Problem description
Copy out the material below in full, but not its images.

--- START Data extract ---

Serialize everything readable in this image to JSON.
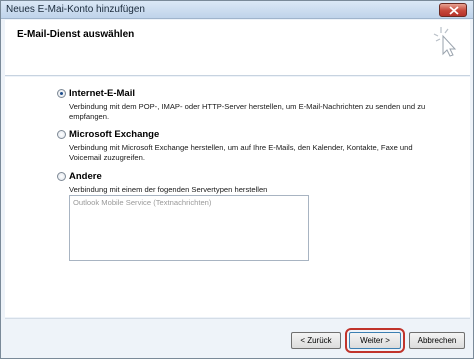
{
  "window": {
    "title": "Neues E-Mai-Konto hinzufügen"
  },
  "header": {
    "title": "E-Mail-Dienst auswählen",
    "icon": "sparkle-cursor-icon"
  },
  "options": [
    {
      "label": "Internet-E-Mail",
      "description": "Verbindung mit dem POP-, IMAP- oder HTTP-Server herstellen, um E-Mail-Nachrichten zu senden und zu empfangen.",
      "selected": true
    },
    {
      "label": "Microsoft Exchange",
      "description": "Verbindung mit Microsoft Exchange herstellen, um auf Ihre E-Mails, den Kalender, Kontakte, Faxe und Voicemail zuzugreifen.",
      "selected": false
    },
    {
      "label": "Andere",
      "description": "Verbindung mit einem der fogenden Servertypen herstellen",
      "selected": false
    }
  ],
  "server_types": [
    "Outlook Mobile Service (Textnachrichten)"
  ],
  "buttons": {
    "back": "< Zurück",
    "next": "Weiter >",
    "cancel": "Abbrechen"
  },
  "colors": {
    "highlight_border": "#c0332b",
    "close_button": "#c6473a"
  }
}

--- END Data extract ---

Expected answer
Serialize everything readable in this image to JSON.
{
  "window": {
    "title": "Neues E-Mai-Konto hinzufügen"
  },
  "header": {
    "title": "E-Mail-Dienst auswählen",
    "icon": "sparkle-cursor-icon"
  },
  "options": [
    {
      "label": "Internet-E-Mail",
      "description": "Verbindung mit dem POP-, IMAP- oder HTTP-Server herstellen, um E-Mail-Nachrichten zu senden und zu empfangen.",
      "selected": true
    },
    {
      "label": "Microsoft Exchange",
      "description": "Verbindung mit Microsoft Exchange herstellen, um auf Ihre E-Mails, den Kalender, Kontakte, Faxe und Voicemail zuzugreifen.",
      "selected": false
    },
    {
      "label": "Andere",
      "description": "Verbindung mit einem der fogenden Servertypen herstellen",
      "selected": false
    }
  ],
  "server_types": [
    "Outlook Mobile Service (Textnachrichten)"
  ],
  "buttons": {
    "back": "< Zurück",
    "next": "Weiter >",
    "cancel": "Abbrechen"
  },
  "colors": {
    "highlight_border": "#c0332b",
    "close_button": "#c6473a"
  }
}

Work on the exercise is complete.